--- Objective ---
Pull out every line in the data that has the string "type" in it.

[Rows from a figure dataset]

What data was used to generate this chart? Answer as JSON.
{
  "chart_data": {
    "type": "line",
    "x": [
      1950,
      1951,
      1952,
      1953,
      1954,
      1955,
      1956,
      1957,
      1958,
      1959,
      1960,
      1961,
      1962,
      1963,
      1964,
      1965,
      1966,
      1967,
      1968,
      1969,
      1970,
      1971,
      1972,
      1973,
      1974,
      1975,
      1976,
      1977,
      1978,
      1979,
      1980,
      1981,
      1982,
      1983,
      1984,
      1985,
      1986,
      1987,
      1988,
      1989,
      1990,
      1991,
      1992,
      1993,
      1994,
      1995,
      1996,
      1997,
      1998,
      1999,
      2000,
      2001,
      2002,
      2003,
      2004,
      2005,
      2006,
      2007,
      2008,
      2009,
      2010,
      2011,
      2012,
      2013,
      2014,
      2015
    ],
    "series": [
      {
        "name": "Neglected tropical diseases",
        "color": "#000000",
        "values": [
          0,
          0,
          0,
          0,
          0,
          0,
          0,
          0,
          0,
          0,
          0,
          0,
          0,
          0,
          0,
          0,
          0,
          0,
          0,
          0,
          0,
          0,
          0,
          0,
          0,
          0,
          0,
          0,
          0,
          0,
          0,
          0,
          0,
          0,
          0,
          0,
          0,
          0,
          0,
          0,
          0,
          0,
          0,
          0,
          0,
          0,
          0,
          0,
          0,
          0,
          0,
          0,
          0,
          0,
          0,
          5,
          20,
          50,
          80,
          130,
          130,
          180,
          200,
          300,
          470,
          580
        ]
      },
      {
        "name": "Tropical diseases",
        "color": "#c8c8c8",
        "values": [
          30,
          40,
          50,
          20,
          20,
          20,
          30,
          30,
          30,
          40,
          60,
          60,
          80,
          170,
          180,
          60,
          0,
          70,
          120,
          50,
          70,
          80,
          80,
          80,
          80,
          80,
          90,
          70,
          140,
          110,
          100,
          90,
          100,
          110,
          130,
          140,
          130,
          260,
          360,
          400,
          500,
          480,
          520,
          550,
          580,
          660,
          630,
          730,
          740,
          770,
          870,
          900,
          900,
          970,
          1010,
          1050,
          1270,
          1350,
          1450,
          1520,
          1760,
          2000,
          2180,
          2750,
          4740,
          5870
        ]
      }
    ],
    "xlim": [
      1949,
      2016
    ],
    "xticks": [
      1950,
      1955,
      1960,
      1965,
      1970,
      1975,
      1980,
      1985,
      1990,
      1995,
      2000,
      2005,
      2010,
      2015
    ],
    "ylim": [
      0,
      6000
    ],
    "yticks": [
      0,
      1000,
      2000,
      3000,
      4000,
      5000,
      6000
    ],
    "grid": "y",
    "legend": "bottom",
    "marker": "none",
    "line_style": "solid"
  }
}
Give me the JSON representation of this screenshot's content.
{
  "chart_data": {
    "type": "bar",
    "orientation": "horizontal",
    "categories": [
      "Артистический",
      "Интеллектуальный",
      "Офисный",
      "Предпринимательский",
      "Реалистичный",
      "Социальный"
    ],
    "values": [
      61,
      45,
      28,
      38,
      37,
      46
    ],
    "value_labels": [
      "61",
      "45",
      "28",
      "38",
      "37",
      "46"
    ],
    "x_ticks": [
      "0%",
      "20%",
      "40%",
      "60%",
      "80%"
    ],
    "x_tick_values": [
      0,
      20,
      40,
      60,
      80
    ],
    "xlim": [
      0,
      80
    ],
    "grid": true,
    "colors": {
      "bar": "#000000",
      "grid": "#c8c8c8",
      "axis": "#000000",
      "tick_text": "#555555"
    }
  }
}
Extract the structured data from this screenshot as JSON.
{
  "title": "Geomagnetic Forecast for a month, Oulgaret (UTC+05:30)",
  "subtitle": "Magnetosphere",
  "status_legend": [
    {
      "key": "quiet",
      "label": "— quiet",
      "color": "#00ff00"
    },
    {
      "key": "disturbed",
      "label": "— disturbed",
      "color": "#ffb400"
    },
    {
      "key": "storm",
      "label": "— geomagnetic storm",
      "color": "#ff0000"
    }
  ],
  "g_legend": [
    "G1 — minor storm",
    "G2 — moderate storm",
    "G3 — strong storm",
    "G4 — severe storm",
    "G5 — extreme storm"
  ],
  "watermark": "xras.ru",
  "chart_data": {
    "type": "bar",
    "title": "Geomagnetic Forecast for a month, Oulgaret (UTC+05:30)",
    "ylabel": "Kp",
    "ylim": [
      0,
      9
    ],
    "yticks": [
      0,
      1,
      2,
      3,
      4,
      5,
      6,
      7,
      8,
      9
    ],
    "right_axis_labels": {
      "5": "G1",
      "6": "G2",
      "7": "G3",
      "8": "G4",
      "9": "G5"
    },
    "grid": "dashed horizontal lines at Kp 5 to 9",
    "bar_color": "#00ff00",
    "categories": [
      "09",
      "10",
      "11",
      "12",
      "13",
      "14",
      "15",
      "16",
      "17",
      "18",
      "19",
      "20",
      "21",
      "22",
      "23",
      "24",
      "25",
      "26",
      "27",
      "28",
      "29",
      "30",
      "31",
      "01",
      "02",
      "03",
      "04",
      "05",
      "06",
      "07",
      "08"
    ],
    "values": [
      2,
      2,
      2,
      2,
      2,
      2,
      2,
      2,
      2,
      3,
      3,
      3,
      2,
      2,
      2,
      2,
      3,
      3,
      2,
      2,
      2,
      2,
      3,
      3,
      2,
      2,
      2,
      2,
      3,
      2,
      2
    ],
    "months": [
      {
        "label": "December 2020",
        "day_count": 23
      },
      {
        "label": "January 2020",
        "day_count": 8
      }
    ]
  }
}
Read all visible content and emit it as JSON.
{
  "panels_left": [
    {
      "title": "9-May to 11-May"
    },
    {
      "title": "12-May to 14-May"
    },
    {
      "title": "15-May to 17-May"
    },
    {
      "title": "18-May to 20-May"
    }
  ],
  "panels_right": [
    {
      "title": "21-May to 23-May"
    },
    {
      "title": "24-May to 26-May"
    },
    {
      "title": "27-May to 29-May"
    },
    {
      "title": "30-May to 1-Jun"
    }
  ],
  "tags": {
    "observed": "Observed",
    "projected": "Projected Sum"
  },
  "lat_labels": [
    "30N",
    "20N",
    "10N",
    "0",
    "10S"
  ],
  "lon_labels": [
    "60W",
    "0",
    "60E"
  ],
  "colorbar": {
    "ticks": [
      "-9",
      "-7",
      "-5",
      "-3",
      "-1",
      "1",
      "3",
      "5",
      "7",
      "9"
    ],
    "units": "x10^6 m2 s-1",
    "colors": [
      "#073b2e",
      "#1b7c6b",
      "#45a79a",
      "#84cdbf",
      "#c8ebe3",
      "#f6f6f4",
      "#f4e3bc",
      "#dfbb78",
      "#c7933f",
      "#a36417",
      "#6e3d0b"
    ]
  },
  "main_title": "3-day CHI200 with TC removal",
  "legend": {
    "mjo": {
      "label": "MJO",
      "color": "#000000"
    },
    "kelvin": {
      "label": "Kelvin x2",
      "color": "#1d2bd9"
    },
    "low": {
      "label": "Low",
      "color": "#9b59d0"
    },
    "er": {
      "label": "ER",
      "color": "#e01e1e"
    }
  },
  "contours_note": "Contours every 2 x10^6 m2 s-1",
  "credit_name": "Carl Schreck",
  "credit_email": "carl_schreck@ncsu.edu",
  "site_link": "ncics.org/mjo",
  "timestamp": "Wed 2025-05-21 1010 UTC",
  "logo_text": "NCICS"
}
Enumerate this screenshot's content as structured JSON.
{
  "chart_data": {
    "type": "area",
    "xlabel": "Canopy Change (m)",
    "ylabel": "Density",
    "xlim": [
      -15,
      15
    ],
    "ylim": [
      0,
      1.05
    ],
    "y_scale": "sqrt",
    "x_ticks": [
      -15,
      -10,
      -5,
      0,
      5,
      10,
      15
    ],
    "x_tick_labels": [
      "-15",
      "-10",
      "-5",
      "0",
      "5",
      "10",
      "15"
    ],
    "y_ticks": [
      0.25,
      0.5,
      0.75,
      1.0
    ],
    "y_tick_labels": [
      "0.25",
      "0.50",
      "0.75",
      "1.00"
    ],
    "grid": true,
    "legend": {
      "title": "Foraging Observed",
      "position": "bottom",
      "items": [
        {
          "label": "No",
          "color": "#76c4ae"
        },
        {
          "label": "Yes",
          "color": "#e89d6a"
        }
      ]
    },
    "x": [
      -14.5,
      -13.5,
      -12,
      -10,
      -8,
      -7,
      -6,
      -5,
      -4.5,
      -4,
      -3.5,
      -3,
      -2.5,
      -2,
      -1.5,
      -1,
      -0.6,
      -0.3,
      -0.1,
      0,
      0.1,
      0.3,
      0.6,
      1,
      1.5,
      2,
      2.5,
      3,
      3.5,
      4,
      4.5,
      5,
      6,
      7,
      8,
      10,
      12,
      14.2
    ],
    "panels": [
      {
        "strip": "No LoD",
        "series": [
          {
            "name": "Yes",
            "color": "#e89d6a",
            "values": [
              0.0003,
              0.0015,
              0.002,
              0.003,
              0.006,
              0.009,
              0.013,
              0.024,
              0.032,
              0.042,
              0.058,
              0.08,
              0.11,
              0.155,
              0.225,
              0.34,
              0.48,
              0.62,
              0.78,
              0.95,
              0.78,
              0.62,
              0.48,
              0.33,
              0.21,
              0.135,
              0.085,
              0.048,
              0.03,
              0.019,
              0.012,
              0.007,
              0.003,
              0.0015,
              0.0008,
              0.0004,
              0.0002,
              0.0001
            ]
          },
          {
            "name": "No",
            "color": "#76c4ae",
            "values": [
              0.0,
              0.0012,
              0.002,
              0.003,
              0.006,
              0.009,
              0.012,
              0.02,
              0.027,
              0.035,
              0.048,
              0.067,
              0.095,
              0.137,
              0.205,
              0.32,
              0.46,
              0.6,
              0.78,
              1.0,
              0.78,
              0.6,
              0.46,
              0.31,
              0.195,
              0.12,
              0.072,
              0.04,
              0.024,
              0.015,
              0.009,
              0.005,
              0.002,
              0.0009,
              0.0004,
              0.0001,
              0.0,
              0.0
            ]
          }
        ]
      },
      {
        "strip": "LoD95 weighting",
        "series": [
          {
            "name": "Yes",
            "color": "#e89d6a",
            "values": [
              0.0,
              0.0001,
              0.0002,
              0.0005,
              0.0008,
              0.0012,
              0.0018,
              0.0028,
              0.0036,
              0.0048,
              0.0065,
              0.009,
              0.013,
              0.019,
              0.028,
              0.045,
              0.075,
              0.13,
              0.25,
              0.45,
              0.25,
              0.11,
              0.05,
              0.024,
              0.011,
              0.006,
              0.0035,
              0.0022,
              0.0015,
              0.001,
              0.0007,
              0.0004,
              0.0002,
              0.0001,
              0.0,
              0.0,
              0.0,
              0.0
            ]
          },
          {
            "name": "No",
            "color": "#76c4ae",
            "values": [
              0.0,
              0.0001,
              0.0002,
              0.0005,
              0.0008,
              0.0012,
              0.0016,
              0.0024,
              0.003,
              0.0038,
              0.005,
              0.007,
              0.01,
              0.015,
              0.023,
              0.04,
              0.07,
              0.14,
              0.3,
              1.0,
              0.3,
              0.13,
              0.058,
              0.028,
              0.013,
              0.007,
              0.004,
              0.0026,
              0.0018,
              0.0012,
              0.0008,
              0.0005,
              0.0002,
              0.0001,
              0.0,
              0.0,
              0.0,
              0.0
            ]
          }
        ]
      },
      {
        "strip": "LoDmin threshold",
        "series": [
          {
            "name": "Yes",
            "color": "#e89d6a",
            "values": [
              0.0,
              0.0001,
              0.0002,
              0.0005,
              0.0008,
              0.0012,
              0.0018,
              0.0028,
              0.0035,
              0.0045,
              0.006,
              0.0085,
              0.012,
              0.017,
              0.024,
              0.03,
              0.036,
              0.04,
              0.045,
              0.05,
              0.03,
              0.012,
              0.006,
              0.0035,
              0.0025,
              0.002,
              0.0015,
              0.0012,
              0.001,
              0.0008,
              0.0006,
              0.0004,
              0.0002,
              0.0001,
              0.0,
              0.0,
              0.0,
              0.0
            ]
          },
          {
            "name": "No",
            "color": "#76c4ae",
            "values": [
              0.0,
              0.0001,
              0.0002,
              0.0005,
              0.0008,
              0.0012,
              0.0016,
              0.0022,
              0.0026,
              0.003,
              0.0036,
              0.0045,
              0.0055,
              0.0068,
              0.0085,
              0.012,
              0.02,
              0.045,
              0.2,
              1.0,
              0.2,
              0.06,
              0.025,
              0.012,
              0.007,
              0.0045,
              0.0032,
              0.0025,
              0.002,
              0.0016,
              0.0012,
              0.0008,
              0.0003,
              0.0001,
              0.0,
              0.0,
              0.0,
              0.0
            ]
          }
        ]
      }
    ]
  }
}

--- Answer below ---
    "type": "line",
    "type": "bar",
    "type": "bar",
    "type": "area",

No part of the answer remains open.